• [Problem to solve]
Every line must be returned precisely as it is written.

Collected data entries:

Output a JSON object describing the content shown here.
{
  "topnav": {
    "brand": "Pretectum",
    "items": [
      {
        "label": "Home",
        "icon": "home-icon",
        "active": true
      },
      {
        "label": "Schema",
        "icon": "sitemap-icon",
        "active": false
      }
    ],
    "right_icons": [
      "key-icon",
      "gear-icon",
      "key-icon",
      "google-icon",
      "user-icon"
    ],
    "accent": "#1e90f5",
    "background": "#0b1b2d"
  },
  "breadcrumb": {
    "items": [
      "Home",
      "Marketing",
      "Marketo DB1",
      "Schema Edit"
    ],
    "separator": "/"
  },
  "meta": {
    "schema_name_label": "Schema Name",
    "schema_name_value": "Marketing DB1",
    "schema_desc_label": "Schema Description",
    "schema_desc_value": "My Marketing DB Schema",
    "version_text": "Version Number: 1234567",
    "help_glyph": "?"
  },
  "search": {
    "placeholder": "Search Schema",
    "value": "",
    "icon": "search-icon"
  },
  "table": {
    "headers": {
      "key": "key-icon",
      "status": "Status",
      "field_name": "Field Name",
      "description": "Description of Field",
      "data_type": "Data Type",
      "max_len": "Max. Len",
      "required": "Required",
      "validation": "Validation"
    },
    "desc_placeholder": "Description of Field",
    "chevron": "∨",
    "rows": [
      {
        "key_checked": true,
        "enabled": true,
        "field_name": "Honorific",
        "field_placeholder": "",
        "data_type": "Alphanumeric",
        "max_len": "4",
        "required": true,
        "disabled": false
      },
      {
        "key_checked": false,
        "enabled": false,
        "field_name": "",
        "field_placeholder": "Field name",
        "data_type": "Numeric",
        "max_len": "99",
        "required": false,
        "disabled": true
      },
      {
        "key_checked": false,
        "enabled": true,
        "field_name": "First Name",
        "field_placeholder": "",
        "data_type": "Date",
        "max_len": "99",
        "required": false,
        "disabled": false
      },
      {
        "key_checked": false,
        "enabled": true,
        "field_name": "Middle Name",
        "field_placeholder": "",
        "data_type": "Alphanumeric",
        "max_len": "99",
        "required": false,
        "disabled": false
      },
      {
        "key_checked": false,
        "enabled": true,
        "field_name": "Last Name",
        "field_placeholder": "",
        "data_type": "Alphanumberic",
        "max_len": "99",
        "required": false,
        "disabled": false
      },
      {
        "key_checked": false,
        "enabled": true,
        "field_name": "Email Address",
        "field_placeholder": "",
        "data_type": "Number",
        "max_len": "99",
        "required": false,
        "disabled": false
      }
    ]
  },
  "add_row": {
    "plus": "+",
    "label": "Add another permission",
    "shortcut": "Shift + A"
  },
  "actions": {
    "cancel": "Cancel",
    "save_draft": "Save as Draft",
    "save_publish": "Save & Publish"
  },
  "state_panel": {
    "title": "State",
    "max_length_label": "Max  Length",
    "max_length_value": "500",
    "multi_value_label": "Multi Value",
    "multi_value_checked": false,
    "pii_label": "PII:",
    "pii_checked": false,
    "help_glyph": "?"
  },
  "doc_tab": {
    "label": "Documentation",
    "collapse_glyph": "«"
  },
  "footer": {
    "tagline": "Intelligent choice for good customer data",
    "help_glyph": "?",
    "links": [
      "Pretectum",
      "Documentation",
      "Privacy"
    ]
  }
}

• [Response to the exercise]
Output a JSON object describing the content shown here.
{
  "topnav": {
    "brand": "Pretectum",
    "items": [
      {
        "label": "Home",
        "icon": "home-icon",
        "active": true
      },
      {
        "label": "Schema",
        "icon": "sitemap-icon",
        "active": false
      }
    ],
    "right_icons": [
      "key-icon",
      "gear-icon",
      "key-icon",
      "google-icon",
      "user-icon"
    ],
    "accent": "#1e90f5",
    "background": "#0b1b2d"
  },
  "breadcrumb": {
    "items": [
      "Home",
      "Marketing",
      "Marketo DB1",
      "Schema Edit"
    ],
    "separator": "/"
  },
  "meta": {
    "schema_name_label": "Schema Name",
    "schema_name_value": "Marketing DB1",
    "schema_desc_label": "Schema Description",
    "schema_desc_value": "My Marketing DB Schema",
    "version_text": "Version Number: 1234567",
    "help_glyph": "?"
  },
  "search": {
    "placeholder": "Search Schema",
    "value": "",
    "icon": "search-icon"
  },
  "table": {
    "headers": {
      "key": "key-icon",
      "status": "Status",
      "field_name": "Field Name",
      "description": "Description of Field",
      "data_type": "Data Type",
      "max_len": "Max. Len",
      "required": "Required",
      "validation": "Validation"
    },
    "desc_placeholder": "Description of Field",
    "chevron": "∨",
    "rows": [
      {
        "key_checked": true,
        "enabled": true,
        "field_name": "Honorific",
        "field_placeholder": "",
        "data_type": "Alphanumeric",
        "max_len": "4",
        "required": true,
        "disabled": false
      },
      {
        "key_checked": false,
        "enabled": false,
        "field_name": "",
        "field_placeholder": "Field name",
        "data_type": "Numeric",
        "max_len": "99",
        "required": false,
        "disabled": true
      },
      {
        "key_checked": false,
        "enabled": true,
        "field_name": "First Name",
        "field_placeholder": "",
        "data_type": "Date",
        "max_len": "99",
        "required": false,
        "disabled": false
      },
      {
        "key_checked": false,
        "enabled": true,
        "field_name": "Middle Name",
        "field_placeholder": "",
        "data_type": "Alphanumeric",
        "max_len": "99",
        "required": false,
        "disabled": false
      },
      {
        "key_checked": false,
        "enabled": true,
        "field_name": "Last Name",
        "field_placeholder": "",
        "data_type": "Alphanumberic",
        "max_len": "99",
        "required": false,
        "disabled": false
      },
      {
        "key_checked": false,
        "enabled": true,
        "field_name": "Email Address",
        "field_placeholder": "",
        "data_type": "Number",
        "max_len": "99",
        "required": false,
        "disabled": false
      }
    ]
  },
  "add_row": {
    "plus": "+",
    "label": "Add another permission",
    "shortcut": "Shift + A"
  },
  "actions": {
    "cancel": "Cancel",
    "save_draft": "Save as Draft",
    "save_publish": "Save & Publish"
  },
  "state_panel": {
    "title": "State",
    "max_length_label": "Max  Length",
    "max_length_value": "500",
    "multi_value_label": "Multi Value",
    "multi_value_checked": false,
    "pii_label": "PII:",
    "pii_checked": false,
    "help_glyph": "?"
  },
  "doc_tab": {
    "label": "Documentation",
    "collapse_glyph": "«"
  },
  "footer": {
    "tagline": "Intelligent choice for good customer data",
    "help_glyph": "?",
    "links": [
      "Pretectum",
      "Documentation",
      "Privacy"
    ]
  }
}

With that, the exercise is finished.